Start INPUT DATA
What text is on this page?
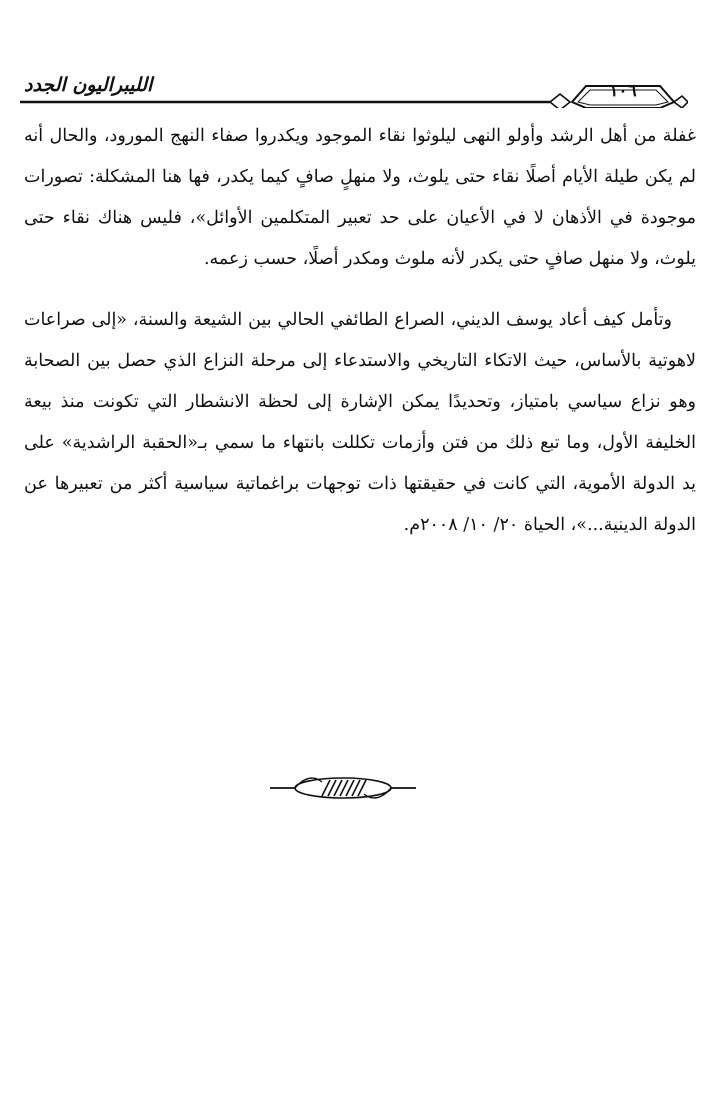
الليبراليون الجدد	١٠٦

غفلة من أهل الرشد وأولو النهى ليلوثوا نقاء الموجود ويكدروا صفاء النهج المورود، والحال أنه لم يكن طيلة الأيام أصلًا نقاء حتى يلوث، ولا منهلٍ صافٍ كيما يكدر، فها هنا المشكلة: تصورات موجودة في الأذهان لا في الأعيان على حد تعبير المتكلمين الأوائل»، فليس هناك نقاء حتى يلوث، ولا منهل صافٍ حتى يكدر لأنه ملوث ومكدر أصلًا، حسب زعمه.

وتأمل كيف أعاد يوسف الديني، الصراع الطائفي الحالي بين الشيعة والسنة، «إلى صراعات لاهوتية بالأساس، حيث الاتكاء التاريخي والاستدعاء إلى مرحلة النزاع الذي حصل بين الصحابة وهو نزاع سياسي بامتياز، وتحديدًا يمكن الإشارة إلى لحظة الانشطار التي تكونت منذ بيعة الخليفة الأول، وما تبع ذلك من فتن وأزمات تكللت بانتهاء ما سمي بـ«الحقبة الراشدية» على يد الدولة الأموية، التي كانت في حقيقتها ذات توجهات براغماتية سياسية أكثر من تعبيرها عن الدولة الدينية...»، الحياة ٢٠/ ١٠/ ٢٠٠٨م.
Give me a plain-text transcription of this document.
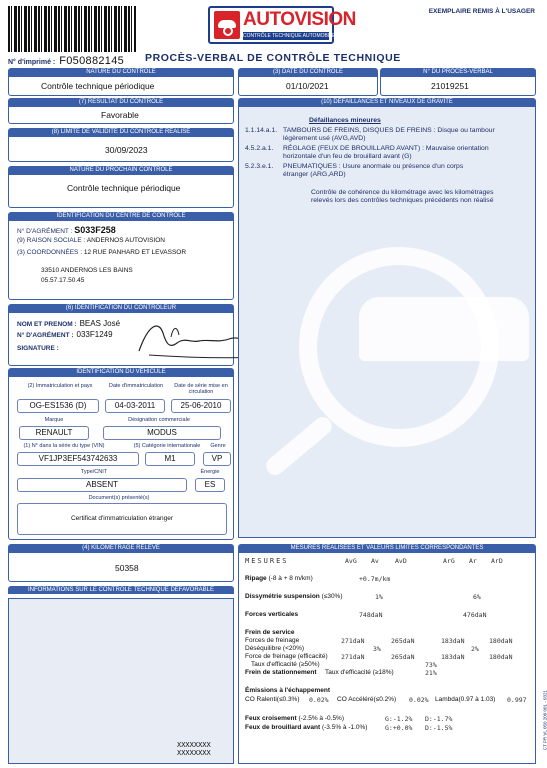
N° d'imprimé : F050882145
AUTOVISION
CONTRÔLE TECHNIQUE AUTOMOBILE
EXEMPLAIRE REMIS À L'USAGER
PROCÈS-VERBAL DE CONTRÔLE TECHNIQUE
NATURE DU CONTRÔLE
Contrôle technique périodique
(3) DATE DU CONTRÔLE
01/10/2021
N° DU PROCÈS-VERBAL
21019251
(7) RÉSULTAT DU CONTRÔLE
Favorable
(8) LIMITE DE VALIDITÉ DU CONTRÔLE RÉALISÉ
30/09/2023
NATURE DU PROCHAIN CONTRÔLE
Contrôle technique périodique
IDENTIFICATION DU CENTRE DE CONTRÔLE
N° D'AGRÉMENT : S033F258
(9) RAISON SOCIALE : ANDERNOS AUTOVISION
(3) COORDONNÉES : 12 RUE PANHARD ET LEVASSOR
33510 ANDERNOS LES BAINS
05.57.17.50.45
(6) IDENTIFICATION DU CONTRÔLEUR
NOM ET PRENOM : BEAS José
N° D'AGRÉMENT : 033F1249
SIGNATURE :
IDENTIFICATION DU VÉHICULE
(2) Immatriculation et pays	Date d'immatriculation	Date de série mise en circulation
OG-ES1536 (D)	04-03-2011	25-06-2010
Marque	Désignation commerciale
RENAULT	MODUS
(1) N° dans la série du type (VIN)	(5) Catégorie internationale	Genre
VF1JP3EF543742633	M1	VP
Type/CNIT	Énergie
ABSENT	ES
Document(s) présenté(s)
Certificat d'immatriculation étranger
(4) KILOMÉTRAGE RELEVÉ
50358
INFORMATIONS SUR LE CONTRÔLE TECHNIQUE DÉFAVORABLE
XXXXXXXX
XXXXXXXX
(10) DÉFAILLANCES ET NIVEAUX DE GRAVITÉ
Défaillances mineures
1.1.14.a.1. TAMBOURS DE FREINS, DISQUES DE FREINS : Disque ou tambour
légèrement usé (AVG,AVD)
4.5.2.a.1. RÉGLAGE (FEUX DE BROUILLARD AVANT) : Mauvaise orientation
horizontale d'un feu de brouillard avant (G)
5.2.3.e.1. PNEUMATIQUES : Usure anormale ou présence d'un corps
étranger (ARG,ARD)
Contrôle de cohérence du kilométrage avec les kilométrages
relevés lors des contrôles techniques précédents non réalisé
MESURES RÉALISÉES ET VALEURS LIMITES CORRESPONDANTES
MESURES	AvG Av AvD	ArG Ar ArD
Ripage (-8 à + 8 m/km)	+0.7m/km
Dissymétrie suspension (≤30%)	1%	6%
Forces verticales	748daN	476daN
Frein de service
Forces de freinage	271daN	265daN	183daN	180daN
Déséquilibre (<20%)	3%	2%
Force de freinage (efficacité) 271daN	265daN	183daN	180daN
Taux d'efficacité (≥50%)	73%
Frein de stationnement Taux d'efficacité (≥18%)	21%
Émissions à l'échappement
CO Ralenti(≤0.3%) 0.02% CO Accéléré(≤0.2%) 0.02% Lambda(0.97 à 1.03) 0.997
Feux croisement (-2.5% à -0.5%)	G:-1.2% D:-1.7%
Feux de brouillard avant (-3.5% à -1.0%)	G:+0.0% D:-1.5%	CT PR VL 050 200 001 - 0321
End INPUT DATA
● **WHAT TO DO**: Transcribe all the lines above exactly, apart from the pictures.

● **ANSWER TO THE EXERCISE**:
What text is on this page?
الليبراليون الجدد	١٠٦

غفلة من أهل الرشد وأولو النهى ليلوثوا نقاء الموجود ويكدروا صفاء النهج المورود، والحال أنه لم يكن طيلة الأيام أصلًا نقاء حتى يلوث، ولا منهلٍ صافٍ كيما يكدر، فها هنا المشكلة: تصورات موجودة في الأذهان لا في الأعيان على حد تعبير المتكلمين الأوائل»، فليس هناك نقاء حتى يلوث، ولا منهل صافٍ حتى يكدر لأنه ملوث ومكدر أصلًا، حسب زعمه.

وتأمل كيف أعاد يوسف الديني، الصراع الطائفي الحالي بين الشيعة والسنة، «إلى صراعات لاهوتية بالأساس، حيث الاتكاء التاريخي والاستدعاء إلى مرحلة النزاع الذي حصل بين الصحابة وهو نزاع سياسي بامتياز، وتحديدًا يمكن الإشارة إلى لحظة الانشطار التي تكونت منذ بيعة الخليفة الأول، وما تبع ذلك من فتن وأزمات تكللت بانتهاء ما سمي بـ«الحقبة الراشدية» على يد الدولة الأموية، التي كانت في حقيقتها ذات توجهات براغماتية سياسية أكثر من تعبيرها عن الدولة الدينية...»، الحياة ٢٠/ ١٠/ ٢٠٠٨م.
Give me a plain-text transcription of this document.
N° d'imprimé : F050882145
AUTOVISION
CONTRÔLE TECHNIQUE AUTOMOBILE
EXEMPLAIRE REMIS À L'USAGER
PROCÈS-VERBAL DE CONTRÔLE TECHNIQUE
NATURE DU CONTRÔLE
Contrôle technique périodique
(3) DATE DU CONTRÔLE
01/10/2021
N° DU PROCÈS-VERBAL
21019251
(7) RÉSULTAT DU CONTRÔLE
Favorable
(8) LIMITE DE VALIDITÉ DU CONTRÔLE RÉALISÉ
30/09/2023
NATURE DU PROCHAIN CONTRÔLE
Contrôle technique périodique
IDENTIFICATION DU CENTRE DE CONTRÔLE
N° D'AGRÉMENT : S033F258
(9) RAISON SOCIALE : ANDERNOS AUTOVISION
(3) COORDONNÉES : 12 RUE PANHARD ET LEVASSOR
33510 ANDERNOS LES BAINS
05.57.17.50.45
(6) IDENTIFICATION DU CONTRÔLEUR
NOM ET PRENOM : BEAS José
N° D'AGRÉMENT : 033F1249
SIGNATURE :
IDENTIFICATION DU VÉHICULE
(2) Immatriculation et pays	Date d'immatriculation	Date de série mise en circulation
OG-ES1536 (D)	04-03-2011	25-06-2010
Marque	Désignation commerciale
RENAULT	MODUS
(1) N° dans la série du type (VIN)	(5) Catégorie internationale	Genre
VF1JP3EF543742633	M1	VP
Type/CNIT	Énergie
ABSENT	ES
Document(s) présenté(s)
Certificat d'immatriculation étranger
(4) KILOMÉTRAGE RELEVÉ
50358
INFORMATIONS SUR LE CONTRÔLE TECHNIQUE DÉFAVORABLE
XXXXXXXX
XXXXXXXX
(10) DÉFAILLANCES ET NIVEAUX DE GRAVITÉ
Défaillances mineures
1.1.14.a.1. TAMBOURS DE FREINS, DISQUES DE FREINS : Disque ou tambour
légèrement usé (AVG,AVD)
4.5.2.a.1. RÉGLAGE (FEUX DE BROUILLARD AVANT) : Mauvaise orientation
horizontale d'un feu de brouillard avant (G)
5.2.3.e.1. PNEUMATIQUES : Usure anormale ou présence d'un corps
étranger (ARG,ARD)
Contrôle de cohérence du kilométrage avec les kilométrages
relevés lors des contrôles techniques précédents non réalisé
MESURES RÉALISÉES ET VALEURS LIMITES CORRESPONDANTES
MESURES	AvG Av AvD	ArG Ar ArD
Ripage (-8 à + 8 m/km)	+0.7m/km
Dissymétrie suspension (≤30%)	1%	6%
Forces verticales	748daN	476daN
Frein de service
Forces de freinage	271daN	265daN	183daN	180daN
Déséquilibre (<20%)	3%	2%
Force de freinage (efficacité) 271daN	265daN	183daN	180daN
Taux d'efficacité (≥50%)	73%
Frein de stationnement Taux d'efficacité (≥18%)	21%
Émissions à l'échappement
CO Ralenti(≤0.3%) 0.02% CO Accéléré(≤0.2%) 0.02% Lambda(0.97 à 1.03) 0.997
Feux croisement (-2.5% à -0.5%)	G:-1.2% D:-1.7%
Feux de brouillard avant (-3.5% à -1.0%)	G:+0.0% D:-1.5%	CT PR VL 050 200 001 - 0321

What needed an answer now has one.